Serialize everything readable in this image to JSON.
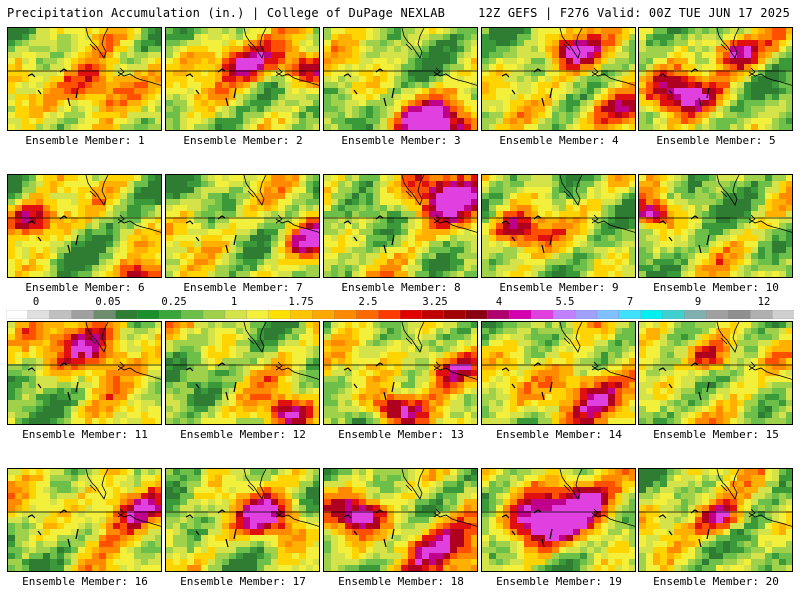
{
  "header": {
    "title_left": "Precipitation Accumulation (in.) | College of DuPage NEXLAB",
    "title_right": "12Z GEFS | F276 Valid: 00Z TUE JUN 17 2025"
  },
  "panels": [
    {
      "label": "Ensemble Member: 1",
      "seed": 11,
      "hot": [
        [
          0.55,
          0.55,
          0.18
        ]
      ]
    },
    {
      "label": "Ensemble Member: 2",
      "seed": 23,
      "hot": [
        [
          0.85,
          0.35,
          0.12
        ],
        [
          0.5,
          0.3,
          0.15
        ]
      ]
    },
    {
      "label": "Ensemble Member: 3",
      "seed": 37,
      "hot": [
        [
          0.7,
          0.9,
          0.2
        ]
      ]
    },
    {
      "label": "Ensemble Member: 4",
      "seed": 41,
      "hot": [
        [
          0.55,
          0.2,
          0.12
        ],
        [
          0.85,
          0.75,
          0.15
        ]
      ]
    },
    {
      "label": "Ensemble Member: 5",
      "seed": 53,
      "hot": [
        [
          0.6,
          0.2,
          0.12
        ],
        [
          0.2,
          0.6,
          0.15
        ]
      ]
    },
    {
      "label": "Ensemble Member: 6",
      "seed": 61,
      "hot": [
        [
          0.15,
          0.4,
          0.12
        ],
        [
          0.8,
          0.95,
          0.1
        ]
      ]
    },
    {
      "label": "Ensemble Member: 7",
      "seed": 73,
      "hot": [
        [
          0.9,
          0.6,
          0.15
        ]
      ]
    },
    {
      "label": "Ensemble Member: 8",
      "seed": 89,
      "hot": [
        [
          0.75,
          0.15,
          0.2
        ]
      ]
    },
    {
      "label": "Ensemble Member: 9",
      "seed": 97,
      "hot": [
        [
          0.2,
          0.5,
          0.12
        ]
      ]
    },
    {
      "label": "Ensemble Member: 10",
      "seed": 101,
      "hot": [
        [
          0.08,
          0.35,
          0.08
        ]
      ]
    },
    {
      "label": "Ensemble Member: 11",
      "seed": 113,
      "hot": [
        [
          0.55,
          0.2,
          0.2
        ]
      ]
    },
    {
      "label": "Ensemble Member: 12",
      "seed": 127,
      "hot": [
        [
          0.75,
          0.85,
          0.12
        ]
      ]
    },
    {
      "label": "Ensemble Member: 13",
      "seed": 131,
      "hot": [
        [
          0.8,
          0.4,
          0.15
        ],
        [
          0.4,
          0.8,
          0.12
        ]
      ]
    },
    {
      "label": "Ensemble Member: 14",
      "seed": 149,
      "hot": [
        [
          0.7,
          0.65,
          0.2
        ]
      ]
    },
    {
      "label": "Ensemble Member: 15",
      "seed": 151,
      "hot": [
        [
          0.45,
          0.3,
          0.12
        ]
      ]
    },
    {
      "label": "Ensemble Member: 16",
      "seed": 163,
      "hot": [
        [
          0.75,
          0.35,
          0.18
        ]
      ]
    },
    {
      "label": "Ensemble Member: 17",
      "seed": 173,
      "hot": [
        [
          0.65,
          0.45,
          0.15
        ]
      ]
    },
    {
      "label": "Ensemble Member: 18",
      "seed": 181,
      "hot": [
        [
          0.75,
          0.7,
          0.2
        ],
        [
          0.2,
          0.4,
          0.12
        ]
      ]
    },
    {
      "label": "Ensemble Member: 19",
      "seed": 191,
      "hot": [
        [
          0.6,
          0.3,
          0.2
        ],
        [
          0.3,
          0.5,
          0.15
        ]
      ]
    },
    {
      "label": "Ensemble Member: 20",
      "seed": 199,
      "hot": [
        [
          0.5,
          0.45,
          0.12
        ]
      ]
    }
  ],
  "colorbar": {
    "ticks": [
      "0",
      "0.05",
      "0.25",
      "1",
      "1.75",
      "2.5",
      "3.25",
      "4",
      "5.5",
      "7",
      "9",
      "12"
    ],
    "colors": [
      "#ffffff",
      "#e0e0e0",
      "#c0c0c0",
      "#a0a0a0",
      "#6e8c6e",
      "#2e7d32",
      "#1b8f2b",
      "#3aa63a",
      "#6cc04a",
      "#9fd14a",
      "#d4e34a",
      "#f3f03c",
      "#ffe000",
      "#ffc400",
      "#ffa800",
      "#ff8a00",
      "#ff6a00",
      "#ff3c00",
      "#e00000",
      "#c00000",
      "#a00000",
      "#8a0010",
      "#b0006e",
      "#d400b0",
      "#e040e0",
      "#c080ff",
      "#a0a0ff",
      "#80c0ff",
      "#40e0ff",
      "#00f0f0",
      "#40d0d0",
      "#80b0b0",
      "#a0a0a0",
      "#909090",
      "#b0b0b0",
      "#d0d0d0"
    ]
  }
}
===
- GIVEN INSTRUCTION -
Copy all the data exactly as written, but skip any picture.

- ANSWER -
Serialize everything readable in this image to JSON.
{
  "header": {
    "title_left": "Precipitation Accumulation (in.) | College of DuPage NEXLAB",
    "title_right": "12Z GEFS | F276 Valid: 00Z TUE JUN 17 2025"
  },
  "panels": [
    {
      "label": "Ensemble Member: 1",
      "seed": 11,
      "hot": [
        [
          0.55,
          0.55,
          0.18
        ]
      ]
    },
    {
      "label": "Ensemble Member: 2",
      "seed": 23,
      "hot": [
        [
          0.85,
          0.35,
          0.12
        ],
        [
          0.5,
          0.3,
          0.15
        ]
      ]
    },
    {
      "label": "Ensemble Member: 3",
      "seed": 37,
      "hot": [
        [
          0.7,
          0.9,
          0.2
        ]
      ]
    },
    {
      "label": "Ensemble Member: 4",
      "seed": 41,
      "hot": [
        [
          0.55,
          0.2,
          0.12
        ],
        [
          0.85,
          0.75,
          0.15
        ]
      ]
    },
    {
      "label": "Ensemble Member: 5",
      "seed": 53,
      "hot": [
        [
          0.6,
          0.2,
          0.12
        ],
        [
          0.2,
          0.6,
          0.15
        ]
      ]
    },
    {
      "label": "Ensemble Member: 6",
      "seed": 61,
      "hot": [
        [
          0.15,
          0.4,
          0.12
        ],
        [
          0.8,
          0.95,
          0.1
        ]
      ]
    },
    {
      "label": "Ensemble Member: 7",
      "seed": 73,
      "hot": [
        [
          0.9,
          0.6,
          0.15
        ]
      ]
    },
    {
      "label": "Ensemble Member: 8",
      "seed": 89,
      "hot": [
        [
          0.75,
          0.15,
          0.2
        ]
      ]
    },
    {
      "label": "Ensemble Member: 9",
      "seed": 97,
      "hot": [
        [
          0.2,
          0.5,
          0.12
        ]
      ]
    },
    {
      "label": "Ensemble Member: 10",
      "seed": 101,
      "hot": [
        [
          0.08,
          0.35,
          0.08
        ]
      ]
    },
    {
      "label": "Ensemble Member: 11",
      "seed": 113,
      "hot": [
        [
          0.55,
          0.2,
          0.2
        ]
      ]
    },
    {
      "label": "Ensemble Member: 12",
      "seed": 127,
      "hot": [
        [
          0.75,
          0.85,
          0.12
        ]
      ]
    },
    {
      "label": "Ensemble Member: 13",
      "seed": 131,
      "hot": [
        [
          0.8,
          0.4,
          0.15
        ],
        [
          0.4,
          0.8,
          0.12
        ]
      ]
    },
    {
      "label": "Ensemble Member: 14",
      "seed": 149,
      "hot": [
        [
          0.7,
          0.65,
          0.2
        ]
      ]
    },
    {
      "label": "Ensemble Member: 15",
      "seed": 151,
      "hot": [
        [
          0.45,
          0.3,
          0.12
        ]
      ]
    },
    {
      "label": "Ensemble Member: 16",
      "seed": 163,
      "hot": [
        [
          0.75,
          0.35,
          0.18
        ]
      ]
    },
    {
      "label": "Ensemble Member: 17",
      "seed": 173,
      "hot": [
        [
          0.65,
          0.45,
          0.15
        ]
      ]
    },
    {
      "label": "Ensemble Member: 18",
      "seed": 181,
      "hot": [
        [
          0.75,
          0.7,
          0.2
        ],
        [
          0.2,
          0.4,
          0.12
        ]
      ]
    },
    {
      "label": "Ensemble Member: 19",
      "seed": 191,
      "hot": [
        [
          0.6,
          0.3,
          0.2
        ],
        [
          0.3,
          0.5,
          0.15
        ]
      ]
    },
    {
      "label": "Ensemble Member: 20",
      "seed": 199,
      "hot": [
        [
          0.5,
          0.45,
          0.12
        ]
      ]
    }
  ],
  "colorbar": {
    "ticks": [
      "0",
      "0.05",
      "0.25",
      "1",
      "1.75",
      "2.5",
      "3.25",
      "4",
      "5.5",
      "7",
      "9",
      "12"
    ],
    "colors": [
      "#ffffff",
      "#e0e0e0",
      "#c0c0c0",
      "#a0a0a0",
      "#6e8c6e",
      "#2e7d32",
      "#1b8f2b",
      "#3aa63a",
      "#6cc04a",
      "#9fd14a",
      "#d4e34a",
      "#f3f03c",
      "#ffe000",
      "#ffc400",
      "#ffa800",
      "#ff8a00",
      "#ff6a00",
      "#ff3c00",
      "#e00000",
      "#c00000",
      "#a00000",
      "#8a0010",
      "#b0006e",
      "#d400b0",
      "#e040e0",
      "#c080ff",
      "#a0a0ff",
      "#80c0ff",
      "#40e0ff",
      "#00f0f0",
      "#40d0d0",
      "#80b0b0",
      "#a0a0a0",
      "#909090",
      "#b0b0b0",
      "#d0d0d0"
    ]
  }
}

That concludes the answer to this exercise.